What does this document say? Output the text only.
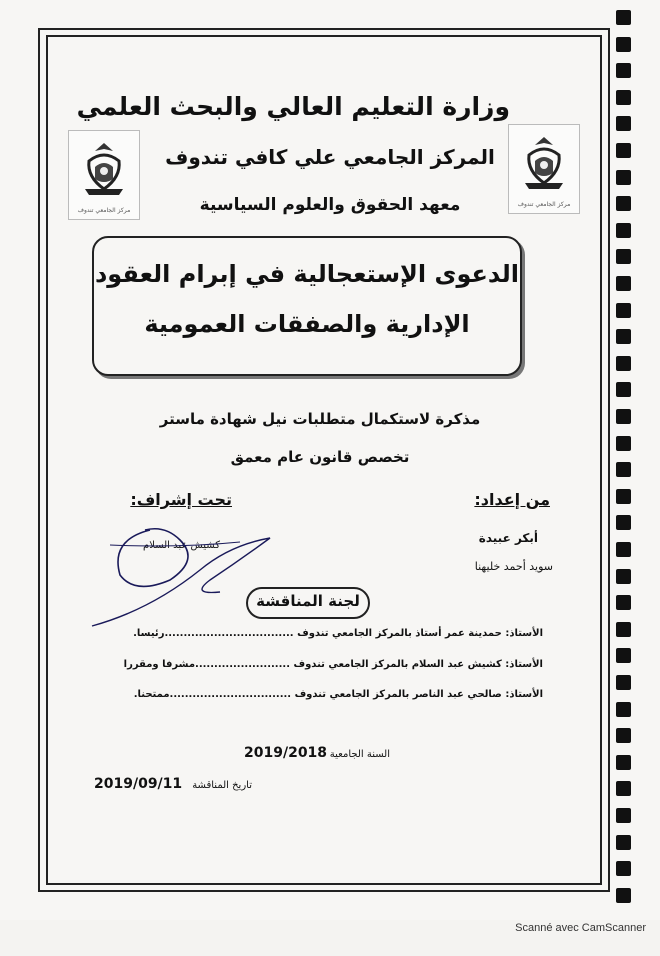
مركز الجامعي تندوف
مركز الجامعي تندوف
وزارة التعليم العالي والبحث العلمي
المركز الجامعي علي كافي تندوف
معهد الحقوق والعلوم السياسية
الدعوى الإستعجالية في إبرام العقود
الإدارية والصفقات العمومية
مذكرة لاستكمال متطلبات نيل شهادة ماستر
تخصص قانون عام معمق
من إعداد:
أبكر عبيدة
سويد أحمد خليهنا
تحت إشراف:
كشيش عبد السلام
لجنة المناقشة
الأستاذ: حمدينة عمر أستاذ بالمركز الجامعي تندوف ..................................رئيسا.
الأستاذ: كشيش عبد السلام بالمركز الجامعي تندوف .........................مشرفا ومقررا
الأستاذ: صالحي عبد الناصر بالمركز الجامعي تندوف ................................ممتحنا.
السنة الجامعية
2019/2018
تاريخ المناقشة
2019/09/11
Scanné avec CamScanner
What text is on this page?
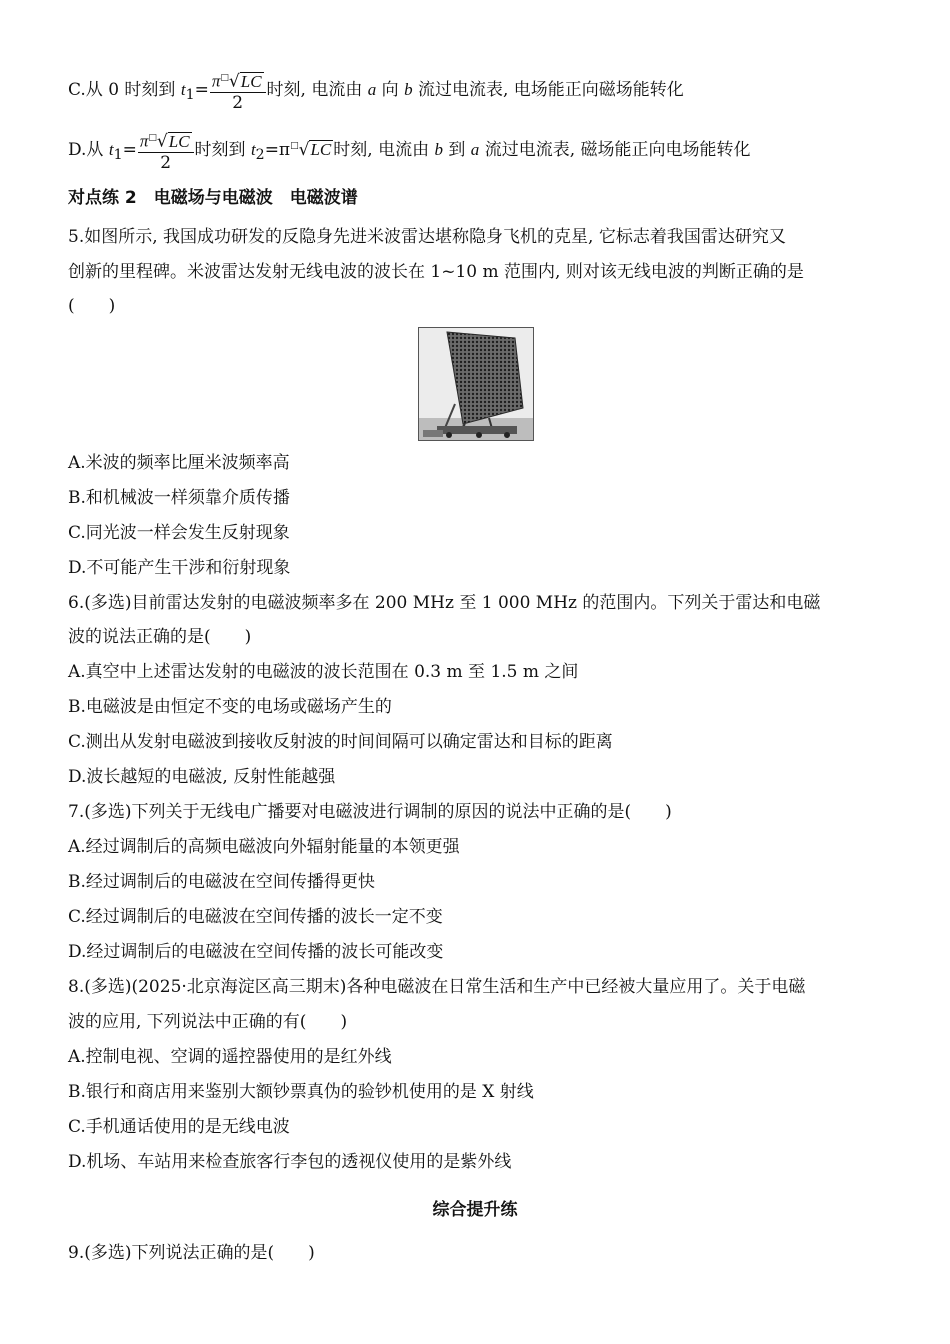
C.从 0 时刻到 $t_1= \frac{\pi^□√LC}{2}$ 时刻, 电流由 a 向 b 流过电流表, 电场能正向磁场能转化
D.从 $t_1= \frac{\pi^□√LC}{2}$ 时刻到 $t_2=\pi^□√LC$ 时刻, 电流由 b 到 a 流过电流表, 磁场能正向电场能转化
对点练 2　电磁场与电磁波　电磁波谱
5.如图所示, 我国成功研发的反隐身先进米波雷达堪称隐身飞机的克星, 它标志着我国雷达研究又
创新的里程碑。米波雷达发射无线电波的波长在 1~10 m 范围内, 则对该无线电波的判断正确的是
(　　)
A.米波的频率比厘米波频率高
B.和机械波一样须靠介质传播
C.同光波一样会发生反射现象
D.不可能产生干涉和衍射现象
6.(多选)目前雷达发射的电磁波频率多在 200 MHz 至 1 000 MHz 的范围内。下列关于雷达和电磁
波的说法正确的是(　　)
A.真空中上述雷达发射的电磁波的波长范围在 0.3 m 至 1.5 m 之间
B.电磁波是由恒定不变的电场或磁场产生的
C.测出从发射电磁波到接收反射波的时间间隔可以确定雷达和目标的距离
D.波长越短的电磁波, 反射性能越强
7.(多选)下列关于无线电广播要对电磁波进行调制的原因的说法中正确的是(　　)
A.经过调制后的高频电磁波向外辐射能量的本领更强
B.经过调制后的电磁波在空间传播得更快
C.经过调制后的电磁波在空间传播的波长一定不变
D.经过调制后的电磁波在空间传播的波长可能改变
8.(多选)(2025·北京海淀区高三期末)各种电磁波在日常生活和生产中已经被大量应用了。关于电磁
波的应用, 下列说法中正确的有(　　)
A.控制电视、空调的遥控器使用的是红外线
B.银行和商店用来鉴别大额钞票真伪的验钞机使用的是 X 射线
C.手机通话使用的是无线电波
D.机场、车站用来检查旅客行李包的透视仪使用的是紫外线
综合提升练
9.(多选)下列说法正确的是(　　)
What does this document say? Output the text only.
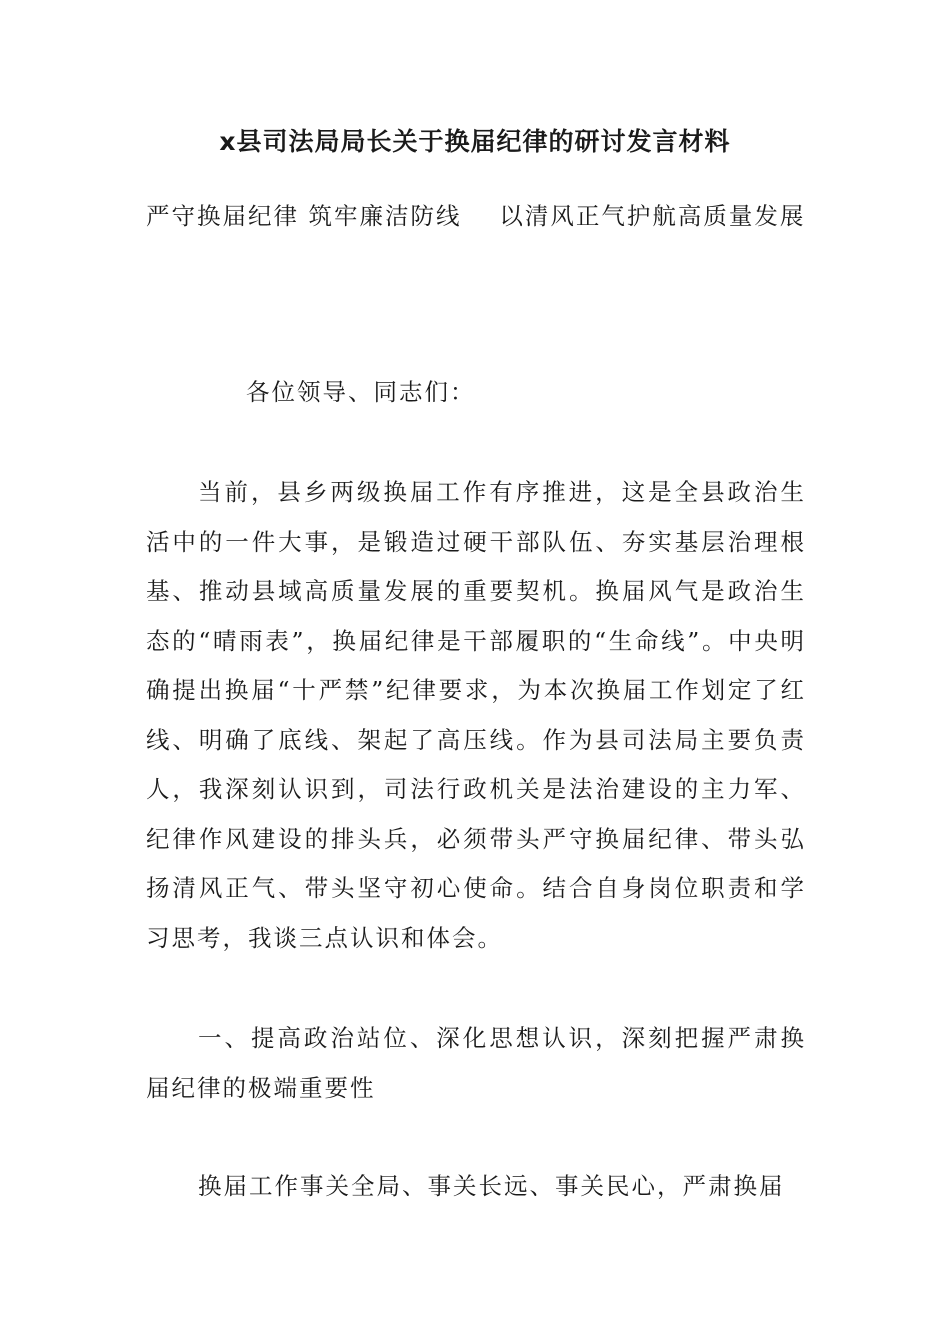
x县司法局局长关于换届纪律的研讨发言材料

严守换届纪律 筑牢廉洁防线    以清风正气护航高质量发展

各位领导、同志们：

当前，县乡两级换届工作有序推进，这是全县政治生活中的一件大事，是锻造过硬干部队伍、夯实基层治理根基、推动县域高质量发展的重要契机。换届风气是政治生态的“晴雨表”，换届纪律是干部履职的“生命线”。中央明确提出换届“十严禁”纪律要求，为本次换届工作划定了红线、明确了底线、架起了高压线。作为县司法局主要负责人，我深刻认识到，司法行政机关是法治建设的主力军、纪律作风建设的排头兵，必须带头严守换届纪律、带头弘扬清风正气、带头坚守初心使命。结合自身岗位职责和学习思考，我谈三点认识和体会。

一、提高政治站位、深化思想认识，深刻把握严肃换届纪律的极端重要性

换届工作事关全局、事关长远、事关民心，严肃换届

### WHAT YOU NEED TO DO:
Each line that holds the word "frac" is to be copied.

### ANSWER TO THIS PROBLEM:
C.从 0 时刻到 $t_1= \frac{\pi^□√LC}{2}$ 时刻, 电流由 a 向 b 流过电流表, 电场能正向磁场能转化
D.从 $t_1= \frac{\pi^□√LC}{2}$ 时刻到 $t_2=\pi^□√LC$ 时刻, 电流由 b 到 a 流过电流表, 磁场能正向电场能转化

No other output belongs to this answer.